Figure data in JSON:
#####

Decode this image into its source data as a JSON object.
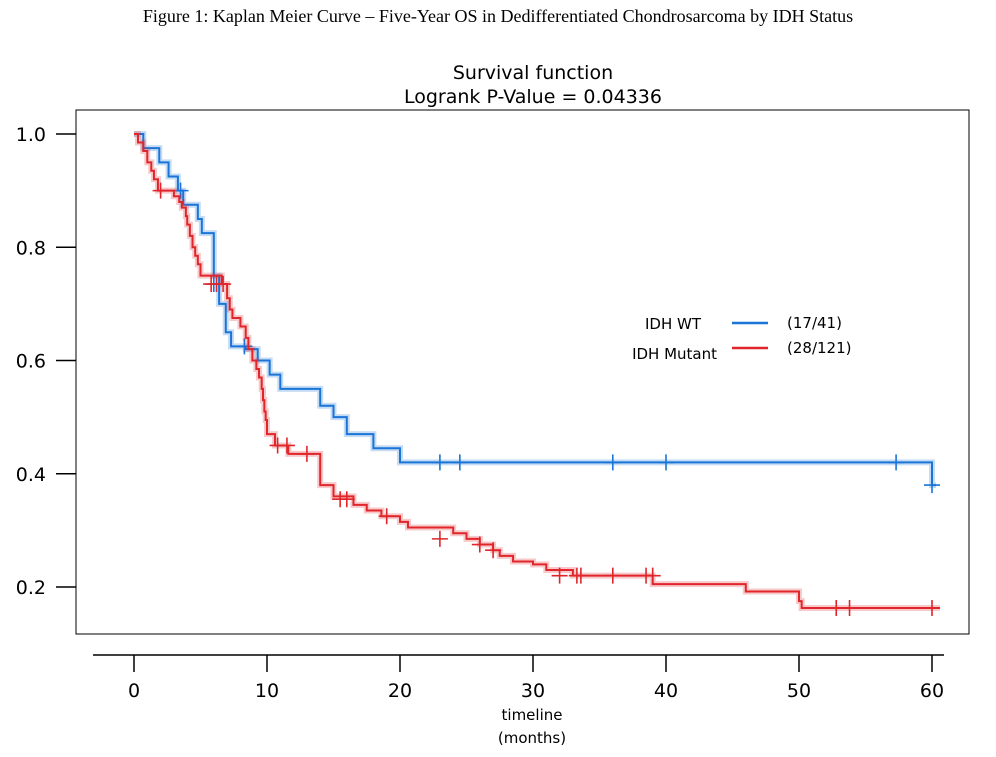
{
  "figure_caption": "Figure 1: Kaplan Meier Curve – Five-Year OS in Dedifferentiated Chondrosarcoma by IDH Status",
  "chart_data": {
    "type": "line",
    "title": "Survival function",
    "subtitle": "Logrank P-Value = 0.04336",
    "xlabel_line1": "timeline",
    "xlabel_line2": "(months)",
    "ylabel": "",
    "xlim": [
      -3,
      61
    ],
    "ylim": [
      0.1,
      1.03
    ],
    "x_ticks": [
      0,
      10,
      20,
      30,
      40,
      50,
      60
    ],
    "x_tick_labels": [
      "0",
      "10",
      "20",
      "30",
      "40",
      "50",
      "60"
    ],
    "y_ticks": [
      0.2,
      0.4,
      0.6,
      0.8,
      1.0
    ],
    "y_tick_labels": [
      "0.2",
      "0.4",
      "0.6",
      "0.8",
      "1.0"
    ],
    "grid": false,
    "legend_position": "center-right",
    "series": [
      {
        "name": "IDH WT",
        "counts": "(17/41)",
        "color": "#1a75d8",
        "steps": [
          [
            0,
            1.0
          ],
          [
            0.7,
            0.975
          ],
          [
            1.9,
            0.95
          ],
          [
            2.6,
            0.925
          ],
          [
            3.3,
            0.9
          ],
          [
            3.7,
            0.875
          ],
          [
            4.8,
            0.85
          ],
          [
            5.1,
            0.825
          ],
          [
            6.0,
            0.75
          ],
          [
            6.4,
            0.7
          ],
          [
            6.9,
            0.65
          ],
          [
            7.3,
            0.625
          ],
          [
            8.4,
            0.62
          ],
          [
            9.3,
            0.6
          ],
          [
            10.2,
            0.575
          ],
          [
            11.0,
            0.55
          ],
          [
            14.0,
            0.52
          ],
          [
            15.0,
            0.5
          ],
          [
            16.0,
            0.47
          ],
          [
            18.0,
            0.445
          ],
          [
            20.0,
            0.42
          ],
          [
            60.0,
            0.38
          ]
        ],
        "end_x": 60.3,
        "censors": [
          [
            3.5,
            0.9
          ],
          [
            6.0,
            0.735
          ],
          [
            8.3,
            0.625
          ],
          [
            23.0,
            0.42
          ],
          [
            24.5,
            0.42
          ],
          [
            36.0,
            0.42
          ],
          [
            40.0,
            0.42
          ],
          [
            57.3,
            0.42
          ],
          [
            60.0,
            0.38
          ]
        ]
      },
      {
        "name": "IDH Mutant",
        "counts": "(28/121)",
        "color": "#e0262b",
        "steps": [
          [
            0,
            1.0
          ],
          [
            0.3,
            0.985
          ],
          [
            0.7,
            0.97
          ],
          [
            1.0,
            0.95
          ],
          [
            1.3,
            0.935
          ],
          [
            1.5,
            0.92
          ],
          [
            1.8,
            0.9
          ],
          [
            3.0,
            0.89
          ],
          [
            3.4,
            0.88
          ],
          [
            3.6,
            0.87
          ],
          [
            3.9,
            0.855
          ],
          [
            4.0,
            0.84
          ],
          [
            4.2,
            0.82
          ],
          [
            4.4,
            0.8
          ],
          [
            4.6,
            0.785
          ],
          [
            4.8,
            0.77
          ],
          [
            5.0,
            0.75
          ],
          [
            6.6,
            0.735
          ],
          [
            7.0,
            0.71
          ],
          [
            7.2,
            0.69
          ],
          [
            7.4,
            0.675
          ],
          [
            8.0,
            0.66
          ],
          [
            8.4,
            0.64
          ],
          [
            8.6,
            0.62
          ],
          [
            8.9,
            0.6
          ],
          [
            9.2,
            0.585
          ],
          [
            9.4,
            0.57
          ],
          [
            9.6,
            0.55
          ],
          [
            9.7,
            0.53
          ],
          [
            9.8,
            0.51
          ],
          [
            9.9,
            0.495
          ],
          [
            10.0,
            0.47
          ],
          [
            10.6,
            0.45
          ],
          [
            11.6,
            0.435
          ],
          [
            14.0,
            0.38
          ],
          [
            15.0,
            0.36
          ],
          [
            16.5,
            0.345
          ],
          [
            17.5,
            0.335
          ],
          [
            18.6,
            0.325
          ],
          [
            20.0,
            0.315
          ],
          [
            20.6,
            0.305
          ],
          [
            22.0,
            0.305
          ],
          [
            24.0,
            0.295
          ],
          [
            25.0,
            0.285
          ],
          [
            26.0,
            0.275
          ],
          [
            27.0,
            0.265
          ],
          [
            27.5,
            0.255
          ],
          [
            28.5,
            0.245
          ],
          [
            30.0,
            0.24
          ],
          [
            31.0,
            0.23
          ],
          [
            33.0,
            0.22
          ],
          [
            39.0,
            0.205
          ],
          [
            46.0,
            0.192
          ],
          [
            50.0,
            0.175
          ],
          [
            50.2,
            0.163
          ]
        ],
        "end_x": 60.6,
        "censors": [
          [
            2.0,
            0.9
          ],
          [
            5.8,
            0.735
          ],
          [
            6.2,
            0.735
          ],
          [
            6.7,
            0.735
          ],
          [
            10.8,
            0.45
          ],
          [
            11.5,
            0.45
          ],
          [
            13.0,
            0.435
          ],
          [
            15.5,
            0.355
          ],
          [
            16.0,
            0.355
          ],
          [
            19.0,
            0.325
          ],
          [
            23.0,
            0.285
          ],
          [
            26.0,
            0.275
          ],
          [
            27.0,
            0.265
          ],
          [
            32.0,
            0.22
          ],
          [
            33.3,
            0.22
          ],
          [
            33.6,
            0.22
          ],
          [
            36.0,
            0.22
          ],
          [
            38.5,
            0.22
          ],
          [
            39.0,
            0.22
          ],
          [
            52.8,
            0.163
          ],
          [
            53.8,
            0.163
          ],
          [
            60.0,
            0.163
          ]
        ]
      }
    ]
  }
}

#####

Copy the whole listing above word for word but do not carry over the pictures.

Decode this image into its source data as a JSON object.
{
  "figure_caption": "Figure 1: Kaplan Meier Curve – Five-Year OS in Dedifferentiated Chondrosarcoma by IDH Status",
  "chart_data": {
    "type": "line",
    "title": "Survival function",
    "subtitle": "Logrank P-Value = 0.04336",
    "xlabel_line1": "timeline",
    "xlabel_line2": "(months)",
    "ylabel": "",
    "xlim": [
      -3,
      61
    ],
    "ylim": [
      0.1,
      1.03
    ],
    "x_ticks": [
      0,
      10,
      20,
      30,
      40,
      50,
      60
    ],
    "x_tick_labels": [
      "0",
      "10",
      "20",
      "30",
      "40",
      "50",
      "60"
    ],
    "y_ticks": [
      0.2,
      0.4,
      0.6,
      0.8,
      1.0
    ],
    "y_tick_labels": [
      "0.2",
      "0.4",
      "0.6",
      "0.8",
      "1.0"
    ],
    "grid": false,
    "legend_position": "center-right",
    "series": [
      {
        "name": "IDH WT",
        "counts": "(17/41)",
        "color": "#1a75d8",
        "steps": [
          [
            0,
            1.0
          ],
          [
            0.7,
            0.975
          ],
          [
            1.9,
            0.95
          ],
          [
            2.6,
            0.925
          ],
          [
            3.3,
            0.9
          ],
          [
            3.7,
            0.875
          ],
          [
            4.8,
            0.85
          ],
          [
            5.1,
            0.825
          ],
          [
            6.0,
            0.75
          ],
          [
            6.4,
            0.7
          ],
          [
            6.9,
            0.65
          ],
          [
            7.3,
            0.625
          ],
          [
            8.4,
            0.62
          ],
          [
            9.3,
            0.6
          ],
          [
            10.2,
            0.575
          ],
          [
            11.0,
            0.55
          ],
          [
            14.0,
            0.52
          ],
          [
            15.0,
            0.5
          ],
          [
            16.0,
            0.47
          ],
          [
            18.0,
            0.445
          ],
          [
            20.0,
            0.42
          ],
          [
            60.0,
            0.38
          ]
        ],
        "end_x": 60.3,
        "censors": [
          [
            3.5,
            0.9
          ],
          [
            6.0,
            0.735
          ],
          [
            8.3,
            0.625
          ],
          [
            23.0,
            0.42
          ],
          [
            24.5,
            0.42
          ],
          [
            36.0,
            0.42
          ],
          [
            40.0,
            0.42
          ],
          [
            57.3,
            0.42
          ],
          [
            60.0,
            0.38
          ]
        ]
      },
      {
        "name": "IDH Mutant",
        "counts": "(28/121)",
        "color": "#e0262b",
        "steps": [
          [
            0,
            1.0
          ],
          [
            0.3,
            0.985
          ],
          [
            0.7,
            0.97
          ],
          [
            1.0,
            0.95
          ],
          [
            1.3,
            0.935
          ],
          [
            1.5,
            0.92
          ],
          [
            1.8,
            0.9
          ],
          [
            3.0,
            0.89
          ],
          [
            3.4,
            0.88
          ],
          [
            3.6,
            0.87
          ],
          [
            3.9,
            0.855
          ],
          [
            4.0,
            0.84
          ],
          [
            4.2,
            0.82
          ],
          [
            4.4,
            0.8
          ],
          [
            4.6,
            0.785
          ],
          [
            4.8,
            0.77
          ],
          [
            5.0,
            0.75
          ],
          [
            6.6,
            0.735
          ],
          [
            7.0,
            0.71
          ],
          [
            7.2,
            0.69
          ],
          [
            7.4,
            0.675
          ],
          [
            8.0,
            0.66
          ],
          [
            8.4,
            0.64
          ],
          [
            8.6,
            0.62
          ],
          [
            8.9,
            0.6
          ],
          [
            9.2,
            0.585
          ],
          [
            9.4,
            0.57
          ],
          [
            9.6,
            0.55
          ],
          [
            9.7,
            0.53
          ],
          [
            9.8,
            0.51
          ],
          [
            9.9,
            0.495
          ],
          [
            10.0,
            0.47
          ],
          [
            10.6,
            0.45
          ],
          [
            11.6,
            0.435
          ],
          [
            14.0,
            0.38
          ],
          [
            15.0,
            0.36
          ],
          [
            16.5,
            0.345
          ],
          [
            17.5,
            0.335
          ],
          [
            18.6,
            0.325
          ],
          [
            20.0,
            0.315
          ],
          [
            20.6,
            0.305
          ],
          [
            22.0,
            0.305
          ],
          [
            24.0,
            0.295
          ],
          [
            25.0,
            0.285
          ],
          [
            26.0,
            0.275
          ],
          [
            27.0,
            0.265
          ],
          [
            27.5,
            0.255
          ],
          [
            28.5,
            0.245
          ],
          [
            30.0,
            0.24
          ],
          [
            31.0,
            0.23
          ],
          [
            33.0,
            0.22
          ],
          [
            39.0,
            0.205
          ],
          [
            46.0,
            0.192
          ],
          [
            50.0,
            0.175
          ],
          [
            50.2,
            0.163
          ]
        ],
        "end_x": 60.6,
        "censors": [
          [
            2.0,
            0.9
          ],
          [
            5.8,
            0.735
          ],
          [
            6.2,
            0.735
          ],
          [
            6.7,
            0.735
          ],
          [
            10.8,
            0.45
          ],
          [
            11.5,
            0.45
          ],
          [
            13.0,
            0.435
          ],
          [
            15.5,
            0.355
          ],
          [
            16.0,
            0.355
          ],
          [
            19.0,
            0.325
          ],
          [
            23.0,
            0.285
          ],
          [
            26.0,
            0.275
          ],
          [
            27.0,
            0.265
          ],
          [
            32.0,
            0.22
          ],
          [
            33.3,
            0.22
          ],
          [
            33.6,
            0.22
          ],
          [
            36.0,
            0.22
          ],
          [
            38.5,
            0.22
          ],
          [
            39.0,
            0.22
          ],
          [
            52.8,
            0.163
          ],
          [
            53.8,
            0.163
          ],
          [
            60.0,
            0.163
          ]
        ]
      }
    ]
  }
}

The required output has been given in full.